Abitanti temporanei
Per esempio, Sciacca, e il suo il Museo Diffuso dei Cinque Sensi è un esempio virtuoso di come, dal basso, con un patto di comunità, si è fatto di un luogo, una destinazione. A Sciacca sono stati coinvolti con un processo partecipato nella definizione dell’esperienza turistica 43mila abitanti. Sono stati stilati ben 54 protocolli di intesa, sono state trasferite competenze alla comunità affinché essa diventasse un’intera comunità ospitante. Un’intera comunità competente attiva e responsabile come una sorta di unica azienda turistica, creando così un circolo virtuoso anche per le ricadute economiche sul territorio. Alcuni lo chiamano social empowerment, sta di fatto che alla fine, ne si esce tutti più ricchi, settore turistico in primis. Un altro esempio è quello di San Leo, un piccolo comune nel riminese a rischio spopolamento. Nell’agosto del 2019 ha visto nascere una prima cooperativa di comunità, Fermenti Leontine, che ha dato il via a una vera e propria consultazione e costruzione di rete con quelle che erano le risorse, anche associative, locali. In poco tempo la cooperativa si è allargata, e dopo una riflessione per rivalorizzare il territorio si è deciso di riaprire di un antico forno attorno al quale “riscaldarsi” anche in senso metaforico. Trasferire competenze a una intera comunità, socializzare il turismo, è un processo che impiega tempo. Eppure, se come si dice, il turista sarà sempre meno visitatore mordi e fuggi, e sempre più abitante temporaneo, questo approccio “community-centred” è anche garanzia di un più autentico coinvolgimento dell’ospite.
L’ospite inatteso
L’idea chiave è che il turismo non sia un obiettivo in sé, e che la domanda non sia la semplice “come far arrivare il più persone possibile”, ma un modo per lavorare per un bene comune. Il turismo diventa così un mezzo per contribuire in modo positivo alla società, alla costruzione di città e/o destinazioni migliori sia per i locali che per i visitatori. Non stupisce allora, che nemmeno una città complessa come Copenaghen, nel suo piano strategico per il turismo da qui al 2030 Tourism for Good parli di una crescita del turismo sostenibile condivisa da almeno l’80 per cento dei residenti locali (che saranno consultati entro il 2021 per la loro visione sullo sviluppo del turismo). E che per abbattere le barriere tra residenti e viaggiatori, le strutture della città dovranno essere utilizzate in modo più ampio, a vantaggio non solo dei turisti, ma anche dei locali. Un turismo che condivide quindi, e che non mette in vetrina, che co-crea valore e non intrattenimento, che si riconosce nella sua comunità ospitante (ricordo a questo proposito l’ambivalenza della parola ospite). Non è un caso che, durante una recente conferenza (ne ho scritto qui), lo chef simbolo della gastronomia della capitale danese, lo stellato René Redzepi, abbia ripetuto più volte che uno degli effetti positivi di questi mesi, sia il ritrovarsi come comunità, di aver lavorato pensando soprattutto per rispondere alla propria comunità (senza inseguire il palcoscenico internazionale). Riscoperta che ha a che fare più con una ritrovata identità che con l’autarchia, ma che forse rinnoverà la buona abitudine, prima di entrare in un luogo d’altri, di chiedere permesso.

====

Compito :: Trasforma in un elenco il paragrafo del testo sul turismo di comunità che comincia con «L’idea chiave è che il turismo», conservandone i fatti principali.

Voci del dataset archiviate

====

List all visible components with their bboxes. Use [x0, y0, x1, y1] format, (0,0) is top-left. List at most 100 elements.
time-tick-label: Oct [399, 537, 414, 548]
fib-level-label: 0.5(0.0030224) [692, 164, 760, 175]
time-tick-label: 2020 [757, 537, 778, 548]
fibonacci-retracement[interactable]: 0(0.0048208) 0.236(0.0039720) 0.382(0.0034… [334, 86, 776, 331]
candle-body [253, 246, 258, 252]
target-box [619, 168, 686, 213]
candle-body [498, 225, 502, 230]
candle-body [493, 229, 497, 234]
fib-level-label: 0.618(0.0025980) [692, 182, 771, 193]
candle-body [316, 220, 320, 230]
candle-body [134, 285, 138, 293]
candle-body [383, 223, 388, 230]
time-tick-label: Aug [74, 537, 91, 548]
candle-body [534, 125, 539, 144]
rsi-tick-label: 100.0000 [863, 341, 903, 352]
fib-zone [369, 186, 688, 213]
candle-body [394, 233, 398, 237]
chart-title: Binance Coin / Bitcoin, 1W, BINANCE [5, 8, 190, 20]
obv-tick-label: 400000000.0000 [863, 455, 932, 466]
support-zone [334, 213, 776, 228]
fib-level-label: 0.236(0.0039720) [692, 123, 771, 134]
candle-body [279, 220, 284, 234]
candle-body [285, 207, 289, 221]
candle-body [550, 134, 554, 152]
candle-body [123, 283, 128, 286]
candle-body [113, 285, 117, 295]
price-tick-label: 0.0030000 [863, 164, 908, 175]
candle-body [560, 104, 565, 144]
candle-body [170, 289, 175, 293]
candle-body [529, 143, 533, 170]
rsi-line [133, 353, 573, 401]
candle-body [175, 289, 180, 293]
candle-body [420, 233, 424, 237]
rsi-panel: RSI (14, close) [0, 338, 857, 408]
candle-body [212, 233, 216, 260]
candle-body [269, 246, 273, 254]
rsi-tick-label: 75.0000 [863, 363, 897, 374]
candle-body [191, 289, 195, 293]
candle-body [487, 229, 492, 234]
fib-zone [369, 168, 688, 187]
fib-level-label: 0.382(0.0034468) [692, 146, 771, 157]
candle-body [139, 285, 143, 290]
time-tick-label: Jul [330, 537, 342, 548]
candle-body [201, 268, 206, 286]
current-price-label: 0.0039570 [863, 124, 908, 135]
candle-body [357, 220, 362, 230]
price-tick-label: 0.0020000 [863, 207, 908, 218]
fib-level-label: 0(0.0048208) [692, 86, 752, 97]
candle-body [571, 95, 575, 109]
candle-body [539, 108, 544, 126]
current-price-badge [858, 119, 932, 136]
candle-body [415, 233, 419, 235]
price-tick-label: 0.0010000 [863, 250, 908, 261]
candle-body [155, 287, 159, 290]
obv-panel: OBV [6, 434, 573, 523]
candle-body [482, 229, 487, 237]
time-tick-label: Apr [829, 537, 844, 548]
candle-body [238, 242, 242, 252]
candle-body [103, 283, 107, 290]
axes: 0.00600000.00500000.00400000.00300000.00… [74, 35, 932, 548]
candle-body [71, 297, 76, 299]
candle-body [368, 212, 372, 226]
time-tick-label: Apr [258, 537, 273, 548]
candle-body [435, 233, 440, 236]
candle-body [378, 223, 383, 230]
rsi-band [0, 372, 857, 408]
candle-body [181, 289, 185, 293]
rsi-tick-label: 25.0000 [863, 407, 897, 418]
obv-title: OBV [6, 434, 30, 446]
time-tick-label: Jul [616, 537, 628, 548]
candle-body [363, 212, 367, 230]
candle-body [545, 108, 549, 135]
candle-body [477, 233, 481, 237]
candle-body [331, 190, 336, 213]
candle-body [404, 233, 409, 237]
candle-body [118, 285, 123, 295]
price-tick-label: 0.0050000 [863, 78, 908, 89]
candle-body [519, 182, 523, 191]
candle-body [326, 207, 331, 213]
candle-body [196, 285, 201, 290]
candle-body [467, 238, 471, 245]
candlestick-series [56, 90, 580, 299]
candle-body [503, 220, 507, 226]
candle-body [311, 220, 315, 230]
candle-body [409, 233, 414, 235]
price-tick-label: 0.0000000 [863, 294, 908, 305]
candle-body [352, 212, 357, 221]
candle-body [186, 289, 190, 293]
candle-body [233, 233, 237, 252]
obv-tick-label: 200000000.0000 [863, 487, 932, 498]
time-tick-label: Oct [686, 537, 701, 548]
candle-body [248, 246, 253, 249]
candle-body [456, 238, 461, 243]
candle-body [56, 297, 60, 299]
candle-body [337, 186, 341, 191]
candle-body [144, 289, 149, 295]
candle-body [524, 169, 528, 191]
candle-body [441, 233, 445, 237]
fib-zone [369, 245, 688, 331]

====

Risposta attesa ::
- Il turismo non è un obiettivo in sé. Non si tratta di far arrivare più persone possibile, ma di lavorare per un bene comune.
- Il turismo diventa un mezzo per contribuire positivamente alla società e costruire città o destinazioni migliori per locali e visitatori.
- Copenaghen, nel piano strategico Tourism for Good fino al 2030, parla di una crescita del turismo sostenibile condivisa da almeno l'80 per cento dei residenti, che saranno consultati entro il 2021.
- Per abbattere le barriere tra residenti e viaggiatori, le strutture della città dovranno essere usate a vantaggio sia dei turisti sia dei locali.
- Il modello è un turismo che condivide, co-crea valore invece di intrattenimento e si riconosce nella comunità ospitante.
- Lo chef stellato René Redzepi, in una recente conferenza, ha ripetuto che uno degli effetti positivi di questi mesi è il ritrovarsi come comunità, lavorando per rispondere alla propria comunità senza inseguire il palcoscenico internazionale.
- Questa riscoperta riguarda più un'identità ritrovata che l'autarchia. Forse rinnoverà l'abitudine di chiedere permesso prima di entrare in un luogo d'altri.